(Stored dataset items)

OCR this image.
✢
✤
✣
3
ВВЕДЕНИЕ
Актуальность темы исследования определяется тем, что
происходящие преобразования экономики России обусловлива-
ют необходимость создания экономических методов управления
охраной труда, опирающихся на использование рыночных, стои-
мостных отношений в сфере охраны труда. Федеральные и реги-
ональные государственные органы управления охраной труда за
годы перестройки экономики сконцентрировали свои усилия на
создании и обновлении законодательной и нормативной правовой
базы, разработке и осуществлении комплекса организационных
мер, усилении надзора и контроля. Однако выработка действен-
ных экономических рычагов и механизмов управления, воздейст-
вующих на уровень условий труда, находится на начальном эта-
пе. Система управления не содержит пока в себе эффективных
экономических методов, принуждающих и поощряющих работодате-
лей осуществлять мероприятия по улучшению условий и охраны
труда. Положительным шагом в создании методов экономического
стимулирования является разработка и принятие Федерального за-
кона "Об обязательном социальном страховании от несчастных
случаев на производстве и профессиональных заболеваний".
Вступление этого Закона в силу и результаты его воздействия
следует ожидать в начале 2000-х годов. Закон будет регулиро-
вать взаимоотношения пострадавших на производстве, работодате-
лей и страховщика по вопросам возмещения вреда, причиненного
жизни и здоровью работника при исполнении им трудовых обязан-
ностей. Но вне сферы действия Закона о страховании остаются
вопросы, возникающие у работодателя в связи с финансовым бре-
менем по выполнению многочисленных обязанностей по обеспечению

▸ OBJECTIVE
Your task is to reproduce the whole listing exactly.

▸ FULL OUTPUT
OCR this image.
✢
✤
✣
3
ВВЕДЕНИЕ
Актуальность темы исследования определяется тем, что
происходящие преобразования экономики России обусловлива-
ют необходимость создания экономических методов управления
охраной труда, опирающихся на использование рыночных, стои-
мостных отношений в сфере охраны труда. Федеральные и реги-
ональные государственные органы управления охраной труда за
годы перестройки экономики сконцентрировали свои усилия на
создании и обновлении законодательной и нормативной правовой
базы, разработке и осуществлении комплекса организационных
мер, усилении надзора и контроля. Однако выработка действен-
ных экономических рычагов и механизмов управления, воздейст-
вующих на уровень условий труда, находится на начальном эта-
пе. Система управления не содержит пока в себе эффективных
экономических методов, принуждающих и поощряющих работодате-
лей осуществлять мероприятия по улучшению условий и охраны
труда. Положительным шагом в создании методов экономического
стимулирования является разработка и принятие Федерального за-
кона "Об обязательном социальном страховании от несчастных
случаев на производстве и профессиональных заболеваний".
Вступление этого Закона в силу и результаты его воздействия
следует ожидать в начале 2000-х годов. Закон будет регулиро-
вать взаимоотношения пострадавших на производстве, работодате-
лей и страховщика по вопросам возмещения вреда, причиненного
жизни и здоровью работника при исполнении им трудовых обязан-
ностей. Но вне сферы действия Закона о страховании остаются
вопросы, возникающие у работодателя в связи с финансовым бре-
менем по выполнению многочисленных обязанностей по обеспечению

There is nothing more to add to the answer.